## Tasks and exercises
- a) According to the page on Komodia's Redirector classification server integration, how long is the cache saved?
- b) In the page on Komodia's Redirector classification server integration, restate the paragraph that begins "If it doesn't has the cache" as a short list of steps.
- c) Pick up the page on Komodia's Redirector classification server integration from its final sentence and extend it.

Komodia's Redirector classification server integration

From Komodia
Jump to: navigation, search

Background

Komodia's classification server (URL server) is integrated into the Komodia's Redirector. In order for it to work you need to have a key entry inside the code, this is can only done by Komodia.

If the key is not embedded in the code then the code that handles classification is not compiled and will not work in your version.

Features

The module inside the SDK has the following features:

  • Will detect which protocol to work with the classification server, binary or HTTP.
  • Will detect the best server to work with (closest one).
  • In case of server failure will fallback to the next best server.
  • Sites category are managed according to the server replies which means that for sites that are master (one category for the entire site) will not be queried again, better latency.
  • Cache is saved for one hour.

How it works

Category structure

The categories will come in a string as comma delimited IDs, based on the IDs of the category server (URL server categories).

For example the results:

47,70

Means news and sports

At request

The SDK will check if it has the category in the cache, if it does, it will supply the cached result.

If it doesn't has the cache it will check the extension of the URL requested, if it's an excluded extension it will return an "excluded" indication (excluded is category number 254), if the extension is not excluded it will initiate a query and the category field will be empty.

To avoid unnecessary delays, requests are never held even if site classification is not yet known, for most sites, until you get a reply from the web server you should have the category at the reply stage.

COM Interface

Category will be inside bRedirectTo at the call to Komodia's Redirector COM framework guide#NewRequest.

[Items from a dataset]
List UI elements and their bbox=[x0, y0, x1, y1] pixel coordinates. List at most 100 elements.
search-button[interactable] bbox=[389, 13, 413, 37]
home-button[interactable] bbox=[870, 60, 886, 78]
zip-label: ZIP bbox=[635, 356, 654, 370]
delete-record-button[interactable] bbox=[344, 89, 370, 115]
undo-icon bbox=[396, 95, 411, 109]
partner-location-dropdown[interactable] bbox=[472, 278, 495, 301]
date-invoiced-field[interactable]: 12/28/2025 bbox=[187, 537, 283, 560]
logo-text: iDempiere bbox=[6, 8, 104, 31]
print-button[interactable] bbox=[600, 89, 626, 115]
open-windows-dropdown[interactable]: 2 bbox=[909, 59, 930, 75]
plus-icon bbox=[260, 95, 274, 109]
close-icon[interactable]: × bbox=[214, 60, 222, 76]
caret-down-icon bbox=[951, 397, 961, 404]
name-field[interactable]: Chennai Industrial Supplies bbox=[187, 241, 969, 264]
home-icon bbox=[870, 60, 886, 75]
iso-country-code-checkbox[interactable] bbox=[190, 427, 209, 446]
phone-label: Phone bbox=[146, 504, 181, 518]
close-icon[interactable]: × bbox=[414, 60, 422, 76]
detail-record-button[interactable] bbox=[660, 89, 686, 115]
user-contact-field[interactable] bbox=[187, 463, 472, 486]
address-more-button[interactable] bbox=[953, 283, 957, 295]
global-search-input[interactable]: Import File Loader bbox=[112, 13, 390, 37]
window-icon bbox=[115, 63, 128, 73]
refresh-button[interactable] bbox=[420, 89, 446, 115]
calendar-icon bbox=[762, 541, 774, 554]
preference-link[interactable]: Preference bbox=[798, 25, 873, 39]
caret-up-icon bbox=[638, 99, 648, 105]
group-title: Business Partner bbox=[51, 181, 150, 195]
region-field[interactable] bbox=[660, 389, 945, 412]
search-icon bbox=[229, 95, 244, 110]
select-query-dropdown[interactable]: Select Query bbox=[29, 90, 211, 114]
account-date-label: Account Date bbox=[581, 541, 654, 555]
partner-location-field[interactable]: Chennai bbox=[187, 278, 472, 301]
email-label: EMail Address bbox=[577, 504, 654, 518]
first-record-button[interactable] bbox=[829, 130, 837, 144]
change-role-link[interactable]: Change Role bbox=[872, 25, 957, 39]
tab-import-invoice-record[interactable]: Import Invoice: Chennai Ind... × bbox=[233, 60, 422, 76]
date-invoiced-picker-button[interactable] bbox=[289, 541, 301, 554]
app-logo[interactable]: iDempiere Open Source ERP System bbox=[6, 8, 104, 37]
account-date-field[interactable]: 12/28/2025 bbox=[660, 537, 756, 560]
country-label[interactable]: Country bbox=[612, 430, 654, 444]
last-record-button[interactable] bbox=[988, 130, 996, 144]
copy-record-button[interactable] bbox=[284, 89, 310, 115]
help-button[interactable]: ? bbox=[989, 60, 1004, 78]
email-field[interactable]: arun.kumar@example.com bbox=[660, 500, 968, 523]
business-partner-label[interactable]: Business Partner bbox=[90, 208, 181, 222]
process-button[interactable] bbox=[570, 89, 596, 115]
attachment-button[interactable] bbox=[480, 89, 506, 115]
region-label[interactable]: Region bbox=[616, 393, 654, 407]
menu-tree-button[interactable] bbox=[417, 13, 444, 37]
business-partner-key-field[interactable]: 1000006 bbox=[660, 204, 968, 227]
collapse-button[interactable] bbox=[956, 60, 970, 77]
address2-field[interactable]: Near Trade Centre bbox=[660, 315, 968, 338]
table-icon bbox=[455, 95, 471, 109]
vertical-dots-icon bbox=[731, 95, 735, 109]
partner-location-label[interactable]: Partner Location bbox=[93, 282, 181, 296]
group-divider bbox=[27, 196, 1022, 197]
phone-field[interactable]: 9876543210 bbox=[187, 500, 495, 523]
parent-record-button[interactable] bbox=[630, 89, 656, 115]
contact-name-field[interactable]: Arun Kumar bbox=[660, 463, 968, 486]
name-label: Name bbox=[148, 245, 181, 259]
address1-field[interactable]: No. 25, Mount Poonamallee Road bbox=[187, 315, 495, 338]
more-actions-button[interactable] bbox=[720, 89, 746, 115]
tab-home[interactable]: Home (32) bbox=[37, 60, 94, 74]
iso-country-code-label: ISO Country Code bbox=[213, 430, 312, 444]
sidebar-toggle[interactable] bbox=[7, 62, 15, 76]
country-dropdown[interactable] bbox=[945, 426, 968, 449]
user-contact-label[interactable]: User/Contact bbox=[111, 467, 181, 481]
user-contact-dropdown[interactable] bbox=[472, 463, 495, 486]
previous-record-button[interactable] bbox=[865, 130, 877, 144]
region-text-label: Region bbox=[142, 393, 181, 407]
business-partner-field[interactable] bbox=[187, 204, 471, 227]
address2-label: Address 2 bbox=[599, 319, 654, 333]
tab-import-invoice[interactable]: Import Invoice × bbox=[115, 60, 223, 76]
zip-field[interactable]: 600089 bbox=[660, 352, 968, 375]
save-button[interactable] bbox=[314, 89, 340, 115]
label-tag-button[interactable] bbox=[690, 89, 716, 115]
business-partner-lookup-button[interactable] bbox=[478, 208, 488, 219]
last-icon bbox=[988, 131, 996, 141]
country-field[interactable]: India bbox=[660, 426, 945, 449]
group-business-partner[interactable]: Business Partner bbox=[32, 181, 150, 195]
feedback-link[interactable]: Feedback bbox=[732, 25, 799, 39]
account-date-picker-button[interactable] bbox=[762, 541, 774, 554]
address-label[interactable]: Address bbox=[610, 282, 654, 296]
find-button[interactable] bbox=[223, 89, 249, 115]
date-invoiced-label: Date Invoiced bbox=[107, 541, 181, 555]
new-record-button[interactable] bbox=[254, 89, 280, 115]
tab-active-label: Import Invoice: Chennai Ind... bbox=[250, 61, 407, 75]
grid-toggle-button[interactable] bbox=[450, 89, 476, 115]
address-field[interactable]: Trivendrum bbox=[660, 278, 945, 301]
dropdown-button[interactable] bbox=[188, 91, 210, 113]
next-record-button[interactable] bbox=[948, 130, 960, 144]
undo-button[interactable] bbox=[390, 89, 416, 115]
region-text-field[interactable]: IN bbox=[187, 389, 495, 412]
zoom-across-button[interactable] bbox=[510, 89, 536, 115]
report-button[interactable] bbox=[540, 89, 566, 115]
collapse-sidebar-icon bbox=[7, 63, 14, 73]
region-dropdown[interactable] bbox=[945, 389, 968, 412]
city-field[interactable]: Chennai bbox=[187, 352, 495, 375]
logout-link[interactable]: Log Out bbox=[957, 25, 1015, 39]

## Solved problems
- a) One hour.

- b)
- When no cached result exists, the SDK checks the extension of the requested URL.
- If the extension is excluded, it returns an "excluded" indication, which is category number 254.
- If the extension is not excluded, it starts a query and leaves the category field empty.

- c)
DLL Interface

Category will be inside ppNewHeader (if *ppNewHeader is not null, it will contain the category) at the call to Komodia's Redirector DLL framework guide#HTTPRequestBeforeSend.

Don't modify or delete the category string pointer, it will corrupt the memory.

At reply

The SDK will check if it has the category in the cache (as a result of this query or a past query), if it does, it will supply the cached result.

If it doesn't has the cache it will check the extension of the URL requested, if it's an excluded extension it will return an "excluded" indication (excluded is category number 254), if the extension is not excluded and there's no reply from the server yet, the category field will be empty and the programmer would be able to request that the SDK will wait for a result (using the return code hrWaitForCategory from COM or dhrWaitForCategory from the DLL).

COM Interface

Category will be inside bRedirectTo at the call to Komodia's Redirector COM framework guide#NewReply.

DLL Interface

Category will be inside ppNewHeader (if *ppNewHeader is not null, it will contain the category) at the call to Komodia's Redirector DLL framework guide#HTTPRequestBeforeReply.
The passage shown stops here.